[Data under study — start]

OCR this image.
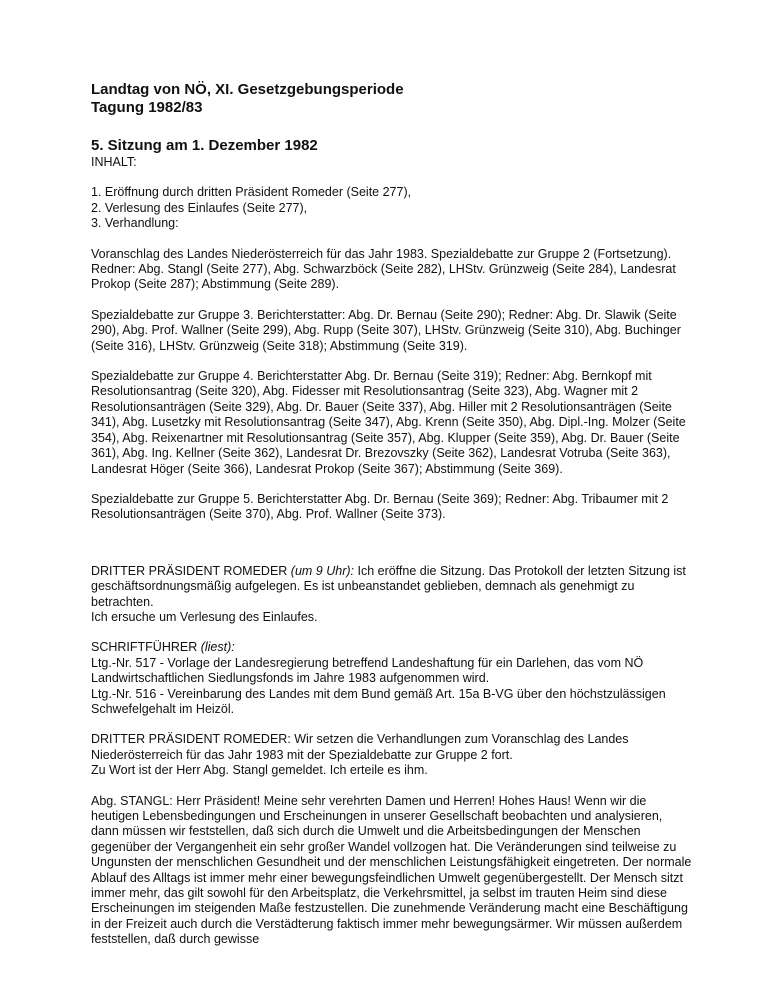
Landtag von NÖ, XI. Gesetzgebungsperiode
Tagung 1982/83
5. Sitzung am 1. Dezember 1982
INHALT:
1. Eröffnung durch dritten Präsident Romeder (Seite 277),
2. Verlesung des Einlaufes (Seite 277),
3. Verhandlung:

Voranschlag des Landes Niederösterreich für das Jahr 1983. Spezialdebatte zur Gruppe 2 (Fortsetzung). Redner: Abg. Stangl (Seite 277), Abg. Schwarzböck (Seite 282), LHStv. Grünzweig (Seite 284), Landesrat Prokop (Seite 287); Abstimmung (Seite 289).

Spezialdebatte zur Gruppe 3. Berichterstatter: Abg. Dr. Bernau (Seite 290); Redner: Abg. Dr. Slawik (Seite 290), Abg. Prof. Wallner (Seite 299), Abg. Rupp (Seite 307), LHStv. Grünzweig (Seite 310), Abg. Buchinger (Seite 316), LHStv. Grünzweig (Seite 318); Abstimmung (Seite 319).

Spezialdebatte zur Gruppe 4. Berichterstatter Abg. Dr. Bernau (Seite 319); Redner: Abg. Bernkopf mit Resolutionsantrag (Seite 320), Abg. Fidesser mit Resolutionsantrag (Seite 323), Abg. Wagner mit 2 Resolutionsanträgen (Seite 329), Abg. Dr. Bauer (Seite 337), Abg. Hiller mit 2 Resolutionsanträgen (Seite 341), Abg. Lusetzky mit Resolutionsantrag (Seite 347), Abg. Krenn (Seite 350), Abg. Dipl.-Ing. Molzer (Seite 354), Abg. Reixenartner mit Resolutionsantrag (Seite 357), Abg. Klupper (Seite 359), Abg. Dr. Bauer (Seite 361), Abg. Ing. Kellner (Seite 362), Landesrat Dr. Brezovszky (Seite 362), Landesrat Votruba (Seite 363), Landesrat Höger (Seite 366), Landesrat Prokop (Seite 367); Abstimmung (Seite 369).

Spezialdebatte zur Gruppe 5. Berichterstatter Abg. Dr. Bernau (Seite 369); Redner: Abg. Tribaumer mit 2 Resolutionsanträgen (Seite 370), Abg. Prof. Wallner (Seite 373).

DRITTER PRÄSIDENT ROMEDER (um 9 Uhr): Ich eröffne die Sitzung. Das Protokoll der letzten Sitzung ist geschäftsordnungsmäßig aufgelegen. Es ist unbeanstandet geblieben, demnach als genehmigt zu betrachten.

Ich ersuche um Verlesung des Einlaufes.

SCHRIFTFÜHRER (liest):

Ltg.-Nr. 517 - Vorlage der Landesregierung betreffend Landeshaftung für ein Darlehen, das vom NÖ Landwirtschaftlichen Siedlungsfonds im Jahre 1983 aufgenommen wird.
Ltg.-Nr. 516 - Vereinbarung des Landes mit dem Bund gemäß Art. 15a B-VG über den höchstzulässigen Schwefelgehalt im Heizöl.

DRITTER PRÄSIDENT ROMEDER: Wir setzen die Verhandlungen zum Voranschlag des Landes Niederösterreich für das Jahr 1983 mit der Spezialdebatte zur Gruppe 2 fort.

Zu Wort ist der Herr Abg. Stangl gemeldet. Ich erteile es ihm.

Abg. STANGL: Herr Präsident! Meine sehr verehrten Damen und Herren! Hohes Haus! Wenn wir die heutigen Lebensbedingungen und Erscheinungen in unserer Gesellschaft beobachten und analysieren, dann müssen wir feststellen, daß sich durch die Umwelt und die Arbeitsbedingungen der Menschen gegenüber der Vergangenheit ein sehr großer Wandel vollzogen hat. Die Veränderungen sind teilweise zu Ungunsten der menschlichen Gesundheit und der menschlichen Leistungsfähigkeit eingetreten. Der normale Ablauf des Alltags ist immer mehr einer bewegungsfeindlichen Umwelt gegenübergestellt. Der Mensch sitzt immer mehr, das gilt sowohl für den Arbeitsplatz, die Verkehrsmittel, ja selbst im trauten Heim sind diese Erscheinungen im steigenden Maße festzustellen. Die zunehmende Veränderung macht eine Beschäftigung in der Freizeit auch durch die Verstädterung faktisch immer mehr bewegungsärmer. Wir müssen außerdem feststellen, daß durch gewisse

[Data under study — finish]

Search the entries for the string "Einlaufes" and return each line where it turns up.

**Exercise output:**
2. Verlesung des Einlaufes (Seite 277),
Ich ersuche um Verlesung des Einlaufes.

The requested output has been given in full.